Without further comment, state how many lines in the listing below contain the word "your".

-------- Data rows --------

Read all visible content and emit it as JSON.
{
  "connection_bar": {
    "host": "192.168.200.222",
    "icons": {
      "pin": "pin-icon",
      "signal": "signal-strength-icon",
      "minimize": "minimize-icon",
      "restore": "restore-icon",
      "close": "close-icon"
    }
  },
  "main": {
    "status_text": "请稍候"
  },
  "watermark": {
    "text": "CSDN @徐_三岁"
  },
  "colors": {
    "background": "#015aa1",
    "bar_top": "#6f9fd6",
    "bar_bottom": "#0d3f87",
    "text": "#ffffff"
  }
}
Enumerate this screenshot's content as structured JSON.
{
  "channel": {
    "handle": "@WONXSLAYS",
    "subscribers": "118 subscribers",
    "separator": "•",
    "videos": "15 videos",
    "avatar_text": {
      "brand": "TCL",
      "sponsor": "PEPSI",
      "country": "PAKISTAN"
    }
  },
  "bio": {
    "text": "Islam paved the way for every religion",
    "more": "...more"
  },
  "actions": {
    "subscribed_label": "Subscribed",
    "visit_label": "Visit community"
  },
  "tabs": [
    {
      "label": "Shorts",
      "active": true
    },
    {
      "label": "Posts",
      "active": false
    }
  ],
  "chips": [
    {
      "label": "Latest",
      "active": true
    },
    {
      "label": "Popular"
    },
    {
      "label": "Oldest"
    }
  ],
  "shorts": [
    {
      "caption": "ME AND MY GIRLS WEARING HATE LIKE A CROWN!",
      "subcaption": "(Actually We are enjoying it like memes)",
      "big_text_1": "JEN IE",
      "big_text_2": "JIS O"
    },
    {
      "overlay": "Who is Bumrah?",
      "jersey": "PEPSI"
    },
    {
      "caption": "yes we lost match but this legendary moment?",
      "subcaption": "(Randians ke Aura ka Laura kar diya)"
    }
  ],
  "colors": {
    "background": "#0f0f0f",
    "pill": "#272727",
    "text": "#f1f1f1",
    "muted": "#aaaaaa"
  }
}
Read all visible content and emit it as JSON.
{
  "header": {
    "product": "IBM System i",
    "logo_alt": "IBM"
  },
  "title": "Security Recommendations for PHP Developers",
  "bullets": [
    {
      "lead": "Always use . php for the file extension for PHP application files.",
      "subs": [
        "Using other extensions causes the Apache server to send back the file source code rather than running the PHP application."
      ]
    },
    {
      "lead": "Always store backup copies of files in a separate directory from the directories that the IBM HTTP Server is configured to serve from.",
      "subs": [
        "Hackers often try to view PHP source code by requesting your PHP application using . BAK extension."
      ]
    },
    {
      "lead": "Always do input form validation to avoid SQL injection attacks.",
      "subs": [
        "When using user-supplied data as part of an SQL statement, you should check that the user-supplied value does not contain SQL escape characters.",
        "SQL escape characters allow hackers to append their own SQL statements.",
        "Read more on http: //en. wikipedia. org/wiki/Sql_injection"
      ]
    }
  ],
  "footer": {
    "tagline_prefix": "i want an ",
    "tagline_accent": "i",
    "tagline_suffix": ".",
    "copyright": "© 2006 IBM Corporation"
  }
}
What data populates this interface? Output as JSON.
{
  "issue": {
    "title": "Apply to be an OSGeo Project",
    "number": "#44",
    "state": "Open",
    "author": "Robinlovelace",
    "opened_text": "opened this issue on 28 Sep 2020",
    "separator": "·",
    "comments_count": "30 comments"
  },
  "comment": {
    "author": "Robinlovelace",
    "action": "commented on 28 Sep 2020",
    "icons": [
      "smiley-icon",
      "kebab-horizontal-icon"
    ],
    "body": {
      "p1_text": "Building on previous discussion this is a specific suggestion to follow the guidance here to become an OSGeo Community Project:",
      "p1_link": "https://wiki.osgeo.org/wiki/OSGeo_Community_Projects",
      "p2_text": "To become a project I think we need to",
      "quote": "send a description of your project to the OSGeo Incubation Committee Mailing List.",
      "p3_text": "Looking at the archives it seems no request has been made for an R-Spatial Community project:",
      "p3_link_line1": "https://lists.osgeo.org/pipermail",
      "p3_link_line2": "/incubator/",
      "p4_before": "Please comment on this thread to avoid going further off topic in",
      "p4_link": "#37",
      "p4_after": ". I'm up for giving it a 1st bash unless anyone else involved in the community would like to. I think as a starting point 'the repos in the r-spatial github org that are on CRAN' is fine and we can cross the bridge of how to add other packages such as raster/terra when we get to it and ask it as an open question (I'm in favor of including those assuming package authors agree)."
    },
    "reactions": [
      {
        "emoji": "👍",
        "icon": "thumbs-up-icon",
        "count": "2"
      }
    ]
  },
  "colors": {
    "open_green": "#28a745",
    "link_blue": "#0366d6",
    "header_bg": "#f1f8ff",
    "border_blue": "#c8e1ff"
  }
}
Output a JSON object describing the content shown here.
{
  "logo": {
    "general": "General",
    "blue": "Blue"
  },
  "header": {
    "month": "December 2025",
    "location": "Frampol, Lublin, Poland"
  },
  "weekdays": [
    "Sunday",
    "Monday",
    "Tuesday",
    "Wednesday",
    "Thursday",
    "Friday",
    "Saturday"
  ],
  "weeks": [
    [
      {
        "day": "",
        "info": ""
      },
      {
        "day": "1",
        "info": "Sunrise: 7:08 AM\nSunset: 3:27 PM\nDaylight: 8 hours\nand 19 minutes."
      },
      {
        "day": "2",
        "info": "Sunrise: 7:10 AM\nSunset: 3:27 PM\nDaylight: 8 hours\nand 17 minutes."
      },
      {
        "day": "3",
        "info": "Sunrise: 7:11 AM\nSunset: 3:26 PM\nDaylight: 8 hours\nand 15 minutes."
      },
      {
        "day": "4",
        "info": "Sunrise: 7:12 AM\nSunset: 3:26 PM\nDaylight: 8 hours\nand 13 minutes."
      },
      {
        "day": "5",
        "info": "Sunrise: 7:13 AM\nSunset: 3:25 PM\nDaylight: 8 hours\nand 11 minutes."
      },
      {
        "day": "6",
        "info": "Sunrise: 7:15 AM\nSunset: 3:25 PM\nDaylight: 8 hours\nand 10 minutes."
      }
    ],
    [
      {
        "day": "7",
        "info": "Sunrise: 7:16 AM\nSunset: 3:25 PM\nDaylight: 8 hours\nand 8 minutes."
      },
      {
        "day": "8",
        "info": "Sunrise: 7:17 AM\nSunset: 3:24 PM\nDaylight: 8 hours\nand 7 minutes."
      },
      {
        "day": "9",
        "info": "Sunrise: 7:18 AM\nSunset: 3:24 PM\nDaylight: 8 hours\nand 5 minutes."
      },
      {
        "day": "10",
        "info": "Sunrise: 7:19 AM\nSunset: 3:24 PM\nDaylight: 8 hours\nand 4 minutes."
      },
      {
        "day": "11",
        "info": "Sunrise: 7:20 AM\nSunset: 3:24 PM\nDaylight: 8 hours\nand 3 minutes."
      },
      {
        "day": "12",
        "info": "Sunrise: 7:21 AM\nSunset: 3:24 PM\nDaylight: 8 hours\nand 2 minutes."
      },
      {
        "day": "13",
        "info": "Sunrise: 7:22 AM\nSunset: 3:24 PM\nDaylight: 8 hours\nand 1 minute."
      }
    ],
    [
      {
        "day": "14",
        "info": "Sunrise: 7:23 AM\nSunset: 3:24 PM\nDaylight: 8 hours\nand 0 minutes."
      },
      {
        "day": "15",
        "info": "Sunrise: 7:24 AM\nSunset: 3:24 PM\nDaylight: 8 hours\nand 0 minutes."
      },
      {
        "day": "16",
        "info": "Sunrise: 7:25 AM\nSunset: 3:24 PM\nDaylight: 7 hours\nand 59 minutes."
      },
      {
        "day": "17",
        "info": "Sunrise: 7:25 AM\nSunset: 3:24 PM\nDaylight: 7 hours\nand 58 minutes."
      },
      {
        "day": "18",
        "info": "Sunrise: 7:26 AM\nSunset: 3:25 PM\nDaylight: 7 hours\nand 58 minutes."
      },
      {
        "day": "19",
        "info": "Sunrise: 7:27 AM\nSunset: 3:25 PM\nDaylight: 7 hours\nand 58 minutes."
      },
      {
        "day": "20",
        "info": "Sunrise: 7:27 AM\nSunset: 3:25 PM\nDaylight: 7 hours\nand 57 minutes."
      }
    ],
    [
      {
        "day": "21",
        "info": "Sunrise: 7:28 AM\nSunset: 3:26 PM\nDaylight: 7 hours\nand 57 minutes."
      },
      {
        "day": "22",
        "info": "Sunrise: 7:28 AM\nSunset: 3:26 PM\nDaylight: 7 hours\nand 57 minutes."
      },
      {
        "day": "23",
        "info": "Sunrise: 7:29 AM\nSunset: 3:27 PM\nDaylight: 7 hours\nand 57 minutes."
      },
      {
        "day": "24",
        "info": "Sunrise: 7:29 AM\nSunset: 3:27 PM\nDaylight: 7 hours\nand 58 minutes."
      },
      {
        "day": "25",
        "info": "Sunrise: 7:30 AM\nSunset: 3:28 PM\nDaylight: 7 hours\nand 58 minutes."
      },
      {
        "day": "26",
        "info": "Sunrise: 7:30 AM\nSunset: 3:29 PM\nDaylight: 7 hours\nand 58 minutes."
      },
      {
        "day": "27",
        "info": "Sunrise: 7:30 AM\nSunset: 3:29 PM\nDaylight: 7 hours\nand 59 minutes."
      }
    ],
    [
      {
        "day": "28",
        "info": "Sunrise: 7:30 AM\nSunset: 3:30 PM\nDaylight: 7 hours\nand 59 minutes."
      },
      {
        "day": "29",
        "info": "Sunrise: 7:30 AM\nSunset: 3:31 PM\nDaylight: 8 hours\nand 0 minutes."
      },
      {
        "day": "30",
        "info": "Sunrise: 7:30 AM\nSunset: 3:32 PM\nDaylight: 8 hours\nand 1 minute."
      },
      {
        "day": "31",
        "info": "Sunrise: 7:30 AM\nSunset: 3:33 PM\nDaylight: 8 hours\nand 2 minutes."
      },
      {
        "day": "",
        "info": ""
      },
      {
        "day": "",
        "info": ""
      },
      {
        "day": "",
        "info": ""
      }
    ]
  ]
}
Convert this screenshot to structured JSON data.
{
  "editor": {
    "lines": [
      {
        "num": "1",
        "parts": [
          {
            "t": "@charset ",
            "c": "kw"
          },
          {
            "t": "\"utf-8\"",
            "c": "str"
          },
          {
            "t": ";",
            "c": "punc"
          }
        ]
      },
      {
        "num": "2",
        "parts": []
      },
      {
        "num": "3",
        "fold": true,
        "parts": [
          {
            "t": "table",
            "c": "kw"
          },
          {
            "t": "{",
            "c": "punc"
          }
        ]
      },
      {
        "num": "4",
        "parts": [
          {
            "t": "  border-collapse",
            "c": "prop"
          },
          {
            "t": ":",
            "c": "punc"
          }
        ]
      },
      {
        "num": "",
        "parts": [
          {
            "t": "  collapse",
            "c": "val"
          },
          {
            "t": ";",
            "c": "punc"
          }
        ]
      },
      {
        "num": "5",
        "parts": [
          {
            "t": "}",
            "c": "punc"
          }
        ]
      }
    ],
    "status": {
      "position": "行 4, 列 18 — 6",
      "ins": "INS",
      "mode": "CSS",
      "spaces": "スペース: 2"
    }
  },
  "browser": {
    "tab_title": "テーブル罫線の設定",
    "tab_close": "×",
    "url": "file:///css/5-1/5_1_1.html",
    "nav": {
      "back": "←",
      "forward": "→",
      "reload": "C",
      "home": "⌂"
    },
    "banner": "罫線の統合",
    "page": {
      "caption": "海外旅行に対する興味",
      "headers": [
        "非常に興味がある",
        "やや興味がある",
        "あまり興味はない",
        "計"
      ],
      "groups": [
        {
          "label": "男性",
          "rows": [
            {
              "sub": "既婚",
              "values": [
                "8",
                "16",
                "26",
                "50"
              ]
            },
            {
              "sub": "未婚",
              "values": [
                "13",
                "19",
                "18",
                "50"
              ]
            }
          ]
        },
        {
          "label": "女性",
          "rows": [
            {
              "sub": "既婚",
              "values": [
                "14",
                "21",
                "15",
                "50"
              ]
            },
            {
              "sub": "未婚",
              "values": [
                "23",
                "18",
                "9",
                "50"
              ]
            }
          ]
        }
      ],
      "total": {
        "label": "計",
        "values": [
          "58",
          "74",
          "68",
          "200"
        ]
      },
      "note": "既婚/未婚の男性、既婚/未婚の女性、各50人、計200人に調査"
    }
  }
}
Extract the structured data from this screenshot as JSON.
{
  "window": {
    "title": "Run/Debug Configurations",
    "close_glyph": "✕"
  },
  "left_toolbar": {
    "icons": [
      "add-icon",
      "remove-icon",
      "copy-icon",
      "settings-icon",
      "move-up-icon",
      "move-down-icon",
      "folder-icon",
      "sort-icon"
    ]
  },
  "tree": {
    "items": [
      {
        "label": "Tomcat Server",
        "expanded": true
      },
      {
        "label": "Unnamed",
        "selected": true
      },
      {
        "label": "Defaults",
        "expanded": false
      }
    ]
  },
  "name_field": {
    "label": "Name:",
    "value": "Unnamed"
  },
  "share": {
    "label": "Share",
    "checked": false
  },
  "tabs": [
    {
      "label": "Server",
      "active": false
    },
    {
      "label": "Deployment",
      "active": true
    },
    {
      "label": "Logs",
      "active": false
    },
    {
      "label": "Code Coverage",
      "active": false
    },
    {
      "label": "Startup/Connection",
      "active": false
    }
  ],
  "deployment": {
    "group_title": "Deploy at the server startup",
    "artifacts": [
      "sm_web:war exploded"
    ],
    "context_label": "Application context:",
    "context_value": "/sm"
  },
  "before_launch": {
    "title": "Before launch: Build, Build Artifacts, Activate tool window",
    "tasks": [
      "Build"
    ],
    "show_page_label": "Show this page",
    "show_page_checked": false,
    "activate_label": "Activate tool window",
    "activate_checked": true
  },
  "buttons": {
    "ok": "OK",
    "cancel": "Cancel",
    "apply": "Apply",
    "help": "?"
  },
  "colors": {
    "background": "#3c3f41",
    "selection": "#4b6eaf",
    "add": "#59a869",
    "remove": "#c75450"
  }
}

--------

• Written solution
2